Exercise:
Would you copy all lines in the data that contain the word "JSON"?

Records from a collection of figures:
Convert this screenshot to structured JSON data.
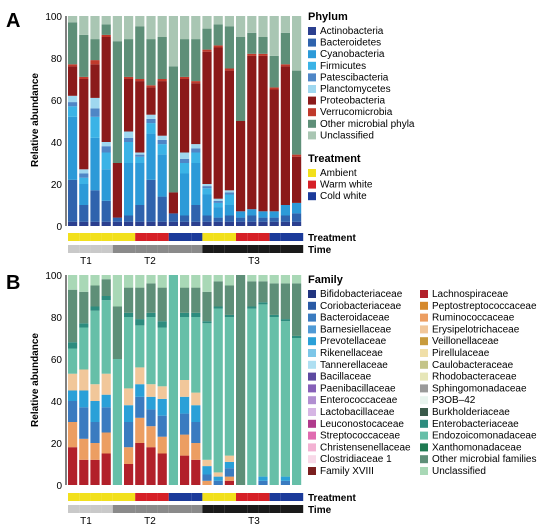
{
  "panels": [
    {
      "letter": "A",
      "ylabel": "Relative abundance",
      "yticks": [
        "0",
        "20",
        "40",
        "60",
        "80",
        "100"
      ],
      "legend_title": "Phylum",
      "legend": [
        {
          "name": "Actinobacteria",
          "color": "#2b3f8f"
        },
        {
          "name": "Bacteroidetes",
          "color": "#2f63ad"
        },
        {
          "name": "Cyanobacteria",
          "color": "#2c9ad8"
        },
        {
          "name": "Firmicutes",
          "color": "#3bb3e6"
        },
        {
          "name": "Patescibacteria",
          "color": "#4f86c6"
        },
        {
          "name": "Planctomycetes",
          "color": "#9fd7ef"
        },
        {
          "name": "Proteobacteria",
          "color": "#8b1a1a"
        },
        {
          "name": "Verrucomicrobia",
          "color": "#c0392b"
        },
        {
          "name": "Other microbial phyla",
          "color": "#5e8f78"
        },
        {
          "name": "Unclassified",
          "color": "#a9c6b3"
        }
      ],
      "treatment_title": "Treatment",
      "treatment_legend": [
        {
          "name": "Ambient",
          "color": "#f2e01c"
        },
        {
          "name": "Warm white",
          "color": "#d62027"
        },
        {
          "name": "Cold white",
          "color": "#1b3a9a"
        }
      ],
      "row_labels": {
        "treatment": "Treatment",
        "time": "Time"
      },
      "groups": [
        "T1",
        "T2",
        "T3"
      ]
    },
    {
      "letter": "B",
      "ylabel": "Relative abundance",
      "yticks": [
        "0",
        "20",
        "40",
        "60",
        "80",
        "100"
      ],
      "legend_title": "Family",
      "legend_col1": [
        {
          "name": "Bifidobacteriaceae",
          "color": "#22357f"
        },
        {
          "name": "Coriobacteriaceae",
          "color": "#2a5aa5"
        },
        {
          "name": "Bacteroidaceae",
          "color": "#3a7bc0"
        },
        {
          "name": "Barnesiellaceae",
          "color": "#4f9ad6"
        },
        {
          "name": "Prevotellaceae",
          "color": "#2aa0d8"
        },
        {
          "name": "Rikenellaceae",
          "color": "#7cc6e8"
        },
        {
          "name": "Tannerellaceae",
          "color": "#aedff2"
        },
        {
          "name": "Bacillaceae",
          "color": "#5d4aa0"
        },
        {
          "name": "Paenibacillaceae",
          "color": "#8660b8"
        },
        {
          "name": "Enterococcaceae",
          "color": "#b18fd1"
        },
        {
          "name": "Lactobacillaceae",
          "color": "#d6b6e4"
        },
        {
          "name": "Leuconostocaceae",
          "color": "#b03a8c"
        },
        {
          "name": "Streptococcaceae",
          "color": "#e06bb0"
        },
        {
          "name": "Christensenellaceae",
          "color": "#f3b2d3"
        },
        {
          "name": "Clostridiaceae 1",
          "color": "#f8d9e8"
        },
        {
          "name": "Family XVIII",
          "color": "#7a1f1f"
        }
      ],
      "legend_col2": [
        {
          "name": "Lachnospiraceae",
          "color": "#b2202a"
        },
        {
          "name": "Peptostreptococcaceae",
          "color": "#d5892c"
        },
        {
          "name": "Ruminococcaceae",
          "color": "#ec9e62"
        },
        {
          "name": "Erysipelotrichaceae",
          "color": "#f1c79a"
        },
        {
          "name": "Veillonellaceae",
          "color": "#c89b3c"
        },
        {
          "name": "Pirellulaceae",
          "color": "#f0dfa8"
        },
        {
          "name": "Caulobacteraceae",
          "color": "#c4c488"
        },
        {
          "name": "Rhodobacteraceae",
          "color": "#e6e6b8"
        },
        {
          "name": "Sphingomonadaceae",
          "color": "#9a9a9a"
        },
        {
          "name": "P3OB–42",
          "color": "#e8f4ee"
        },
        {
          "name": "Burkholderiaceae",
          "color": "#3a5a4a"
        },
        {
          "name": "Enterobacteriaceae",
          "color": "#2d8c7e"
        },
        {
          "name": "Endozoicomonadaceae",
          "color": "#66bfa8"
        },
        {
          "name": "Xanthomonadaceae",
          "color": "#1f7a52"
        },
        {
          "name": "Other microbial families",
          "color": "#5e8f78"
        },
        {
          "name": "Unclassified",
          "color": "#a9d8b6"
        }
      ],
      "row_labels": {
        "treatment": "Treatment",
        "time": "Time"
      },
      "groups": [
        "T1",
        "T2",
        "T3"
      ]
    }
  ],
  "chart_data": [
    {
      "type": "bar",
      "stacked": true,
      "panel": "A",
      "ylabel": "Relative abundance",
      "ylim": [
        0,
        100
      ],
      "treatment": [
        "Ambient",
        "Ambient",
        "Ambient",
        "Ambient",
        "Ambient",
        "Ambient",
        "Warm white",
        "Warm white",
        "Warm white",
        "Cold white",
        "Cold white",
        "Cold white",
        "Ambient",
        "Ambient",
        "Ambient",
        "Warm white",
        "Warm white",
        "Warm white",
        "Cold white",
        "Cold white",
        "Cold white"
      ],
      "time": [
        "T1",
        "T1",
        "T1",
        "T1",
        "T2",
        "T2",
        "T2",
        "T2",
        "T2",
        "T2",
        "T2",
        "T2",
        "T3",
        "T3",
        "T3",
        "T3",
        "T3",
        "T3",
        "T3",
        "T3",
        "T3"
      ],
      "series": [
        {
          "name": "Actinobacteria",
          "values": [
            2,
            2,
            2,
            2,
            2,
            2,
            2,
            2,
            2,
            2,
            2,
            2,
            2,
            2,
            2,
            2,
            2,
            2,
            2,
            2,
            2
          ]
        },
        {
          "name": "Bacteroidetes",
          "values": [
            20,
            8,
            15,
            10,
            2,
            3,
            8,
            20,
            12,
            4,
            3,
            8,
            3,
            2,
            3,
            2,
            3,
            2,
            2,
            3,
            4
          ]
        },
        {
          "name": "Cyanobacteria",
          "values": [
            30,
            10,
            25,
            15,
            0,
            25,
            20,
            22,
            20,
            0,
            20,
            20,
            10,
            5,
            5,
            3,
            3,
            3,
            3,
            5,
            5
          ]
        },
        {
          "name": "Firmicutes",
          "values": [
            5,
            3,
            10,
            8,
            0,
            10,
            3,
            5,
            5,
            0,
            5,
            5,
            3,
            2,
            5,
            0,
            0,
            0,
            0,
            0,
            0
          ]
        },
        {
          "name": "Patescibacteria",
          "values": [
            2,
            2,
            4,
            3,
            0,
            2,
            1,
            2,
            2,
            0,
            2,
            2,
            1,
            1,
            1,
            0,
            0,
            0,
            0,
            0,
            0
          ]
        },
        {
          "name": "Planctomycetes",
          "values": [
            3,
            2,
            5,
            2,
            0,
            3,
            1,
            2,
            2,
            0,
            3,
            2,
            1,
            1,
            1,
            0,
            0,
            0,
            0,
            0,
            0
          ]
        },
        {
          "name": "Proteobacteria",
          "values": [
            14,
            43,
            16,
            50,
            26,
            25,
            34,
            13,
            26,
            10,
            35,
            29,
            63,
            72,
            57,
            43,
            73,
            74,
            58,
            66,
            22
          ]
        },
        {
          "name": "Verrucomicrobia",
          "values": [
            1,
            1,
            2,
            1,
            0,
            1,
            1,
            1,
            1,
            0,
            1,
            1,
            1,
            1,
            1,
            0,
            1,
            1,
            1,
            1,
            1
          ]
        },
        {
          "name": "Other microbial phyla",
          "values": [
            20,
            20,
            10,
            5,
            58,
            18,
            25,
            22,
            20,
            60,
            18,
            20,
            10,
            10,
            20,
            40,
            10,
            8,
            15,
            15,
            40
          ]
        },
        {
          "name": "Unclassified",
          "values": [
            3,
            9,
            11,
            4,
            12,
            11,
            5,
            11,
            10,
            24,
            11,
            11,
            6,
            4,
            5,
            10,
            8,
            10,
            19,
            8,
            26
          ]
        }
      ]
    },
    {
      "type": "bar",
      "stacked": true,
      "panel": "B",
      "ylabel": "Relative abundance",
      "ylim": [
        0,
        100
      ],
      "treatment": [
        "Ambient",
        "Ambient",
        "Ambient",
        "Ambient",
        "Ambient",
        "Ambient",
        "Warm white",
        "Warm white",
        "Warm white",
        "Cold white",
        "Cold white",
        "Cold white",
        "Ambient",
        "Ambient",
        "Ambient",
        "Warm white",
        "Warm white",
        "Warm white",
        "Cold white",
        "Cold white",
        "Cold white"
      ],
      "time": [
        "T1",
        "T1",
        "T1",
        "T1",
        "T2",
        "T2",
        "T2",
        "T2",
        "T2",
        "T2",
        "T2",
        "T2",
        "T3",
        "T3",
        "T3",
        "T3",
        "T3",
        "T3",
        "T3",
        "T3",
        "T3"
      ],
      "series": [
        {
          "name": "Lachnospiraceae",
          "values": [
            18,
            12,
            12,
            15,
            0,
            10,
            20,
            18,
            15,
            0,
            14,
            12,
            0,
            0,
            2,
            0,
            0,
            0,
            0,
            0,
            0
          ]
        },
        {
          "name": "Ruminococcaceae",
          "values": [
            12,
            10,
            8,
            10,
            0,
            8,
            12,
            10,
            8,
            0,
            10,
            8,
            2,
            0,
            2,
            0,
            0,
            0,
            0,
            0,
            0
          ]
        },
        {
          "name": "Bacteroidaceae",
          "values": [
            10,
            15,
            10,
            12,
            0,
            12,
            10,
            8,
            10,
            0,
            10,
            10,
            3,
            2,
            4,
            0,
            0,
            2,
            0,
            2,
            0
          ]
        },
        {
          "name": "Prevotellaceae",
          "values": [
            5,
            8,
            10,
            6,
            0,
            8,
            6,
            6,
            8,
            0,
            8,
            8,
            4,
            2,
            3,
            0,
            0,
            2,
            0,
            2,
            0
          ]
        },
        {
          "name": "Erysipelotrichaceae",
          "values": [
            8,
            10,
            8,
            10,
            0,
            8,
            8,
            6,
            6,
            0,
            8,
            6,
            3,
            2,
            3,
            0,
            0,
            0,
            0,
            0,
            0
          ]
        },
        {
          "name": "Endozoicomonadaceae",
          "values": [
            12,
            20,
            35,
            35,
            60,
            34,
            20,
            32,
            28,
            100,
            30,
            36,
            65,
            78,
            66,
            0,
            84,
            82,
            80,
            74,
            70
          ]
        },
        {
          "name": "Enterobacteriaceae",
          "values": [
            3,
            2,
            2,
            2,
            0,
            2,
            3,
            2,
            3,
            0,
            2,
            2,
            1,
            1,
            1,
            0,
            1,
            1,
            1,
            1,
            1
          ]
        },
        {
          "name": "Other microbial families",
          "values": [
            25,
            15,
            10,
            8,
            25,
            12,
            15,
            14,
            16,
            0,
            12,
            12,
            14,
            12,
            14,
            100,
            12,
            10,
            15,
            17,
            25
          ]
        },
        {
          "name": "Unclassified",
          "values": [
            7,
            8,
            5,
            2,
            15,
            6,
            6,
            4,
            6,
            0,
            6,
            6,
            8,
            3,
            5,
            0,
            3,
            3,
            4,
            4,
            4
          ]
        }
      ]
    }
  ]
}
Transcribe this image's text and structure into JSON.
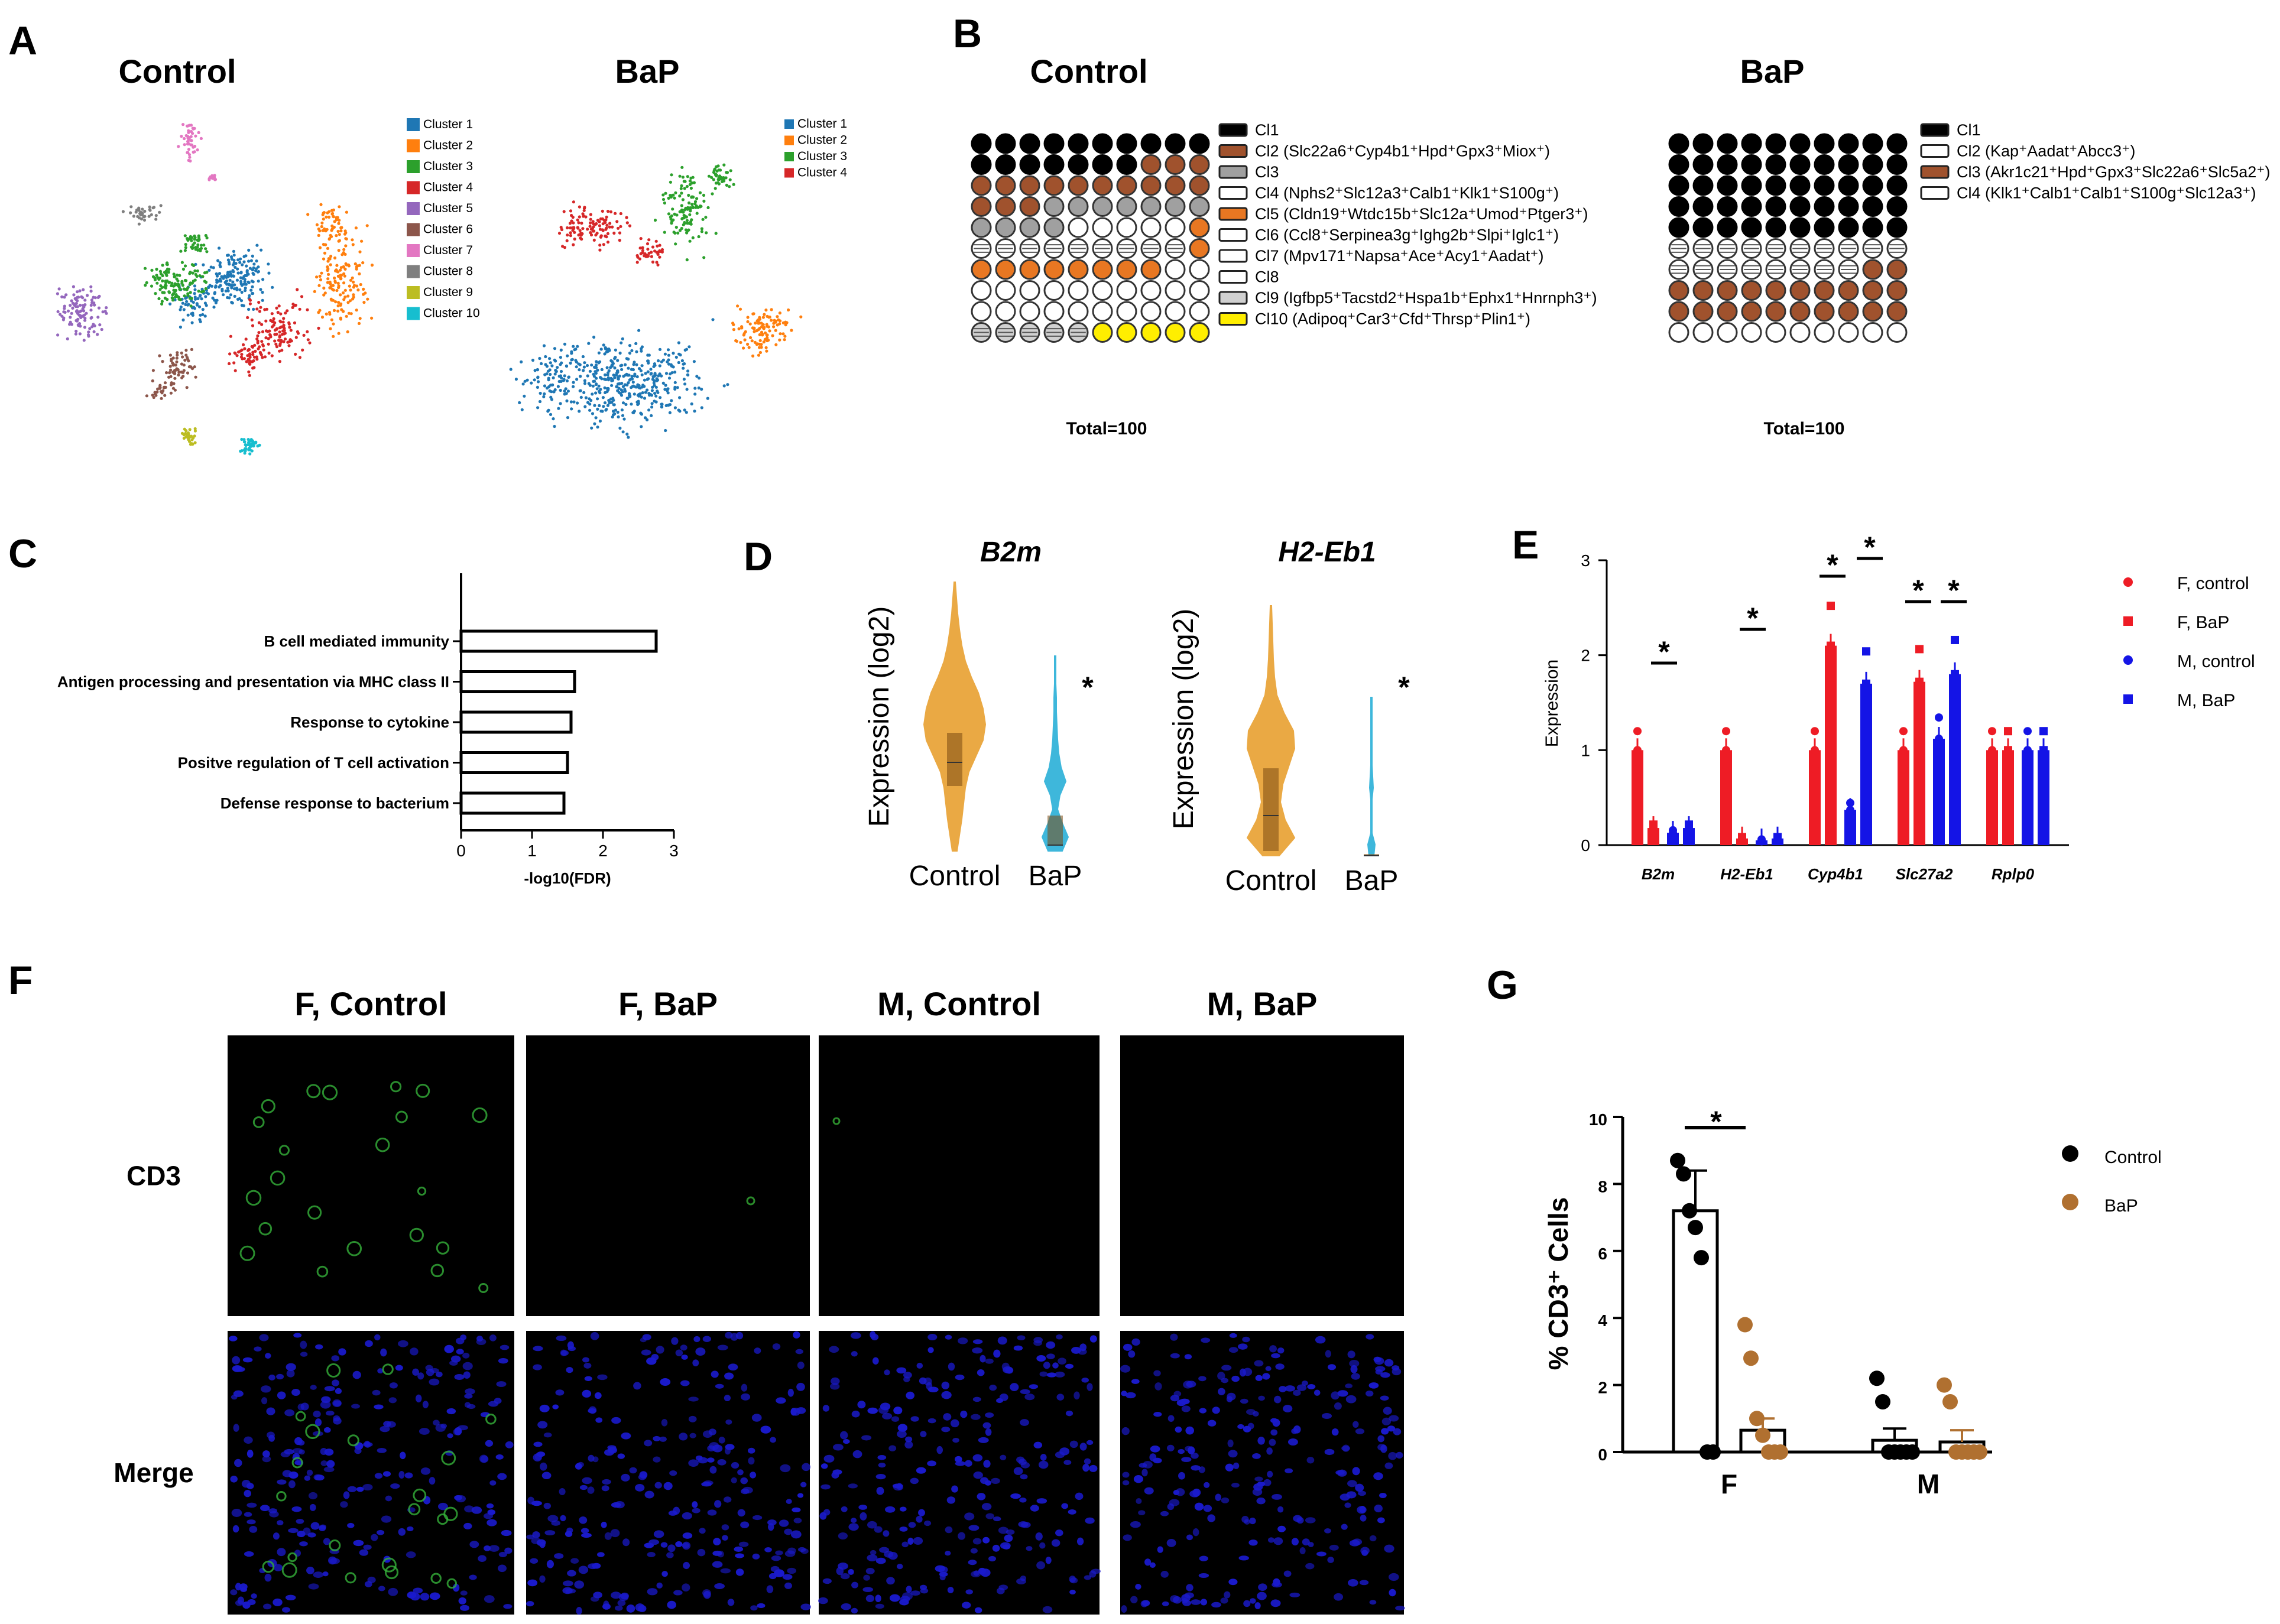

Exercise output:
Convert this screenshot to structured JSON data.
Transcribe this image's text and structure into JSON.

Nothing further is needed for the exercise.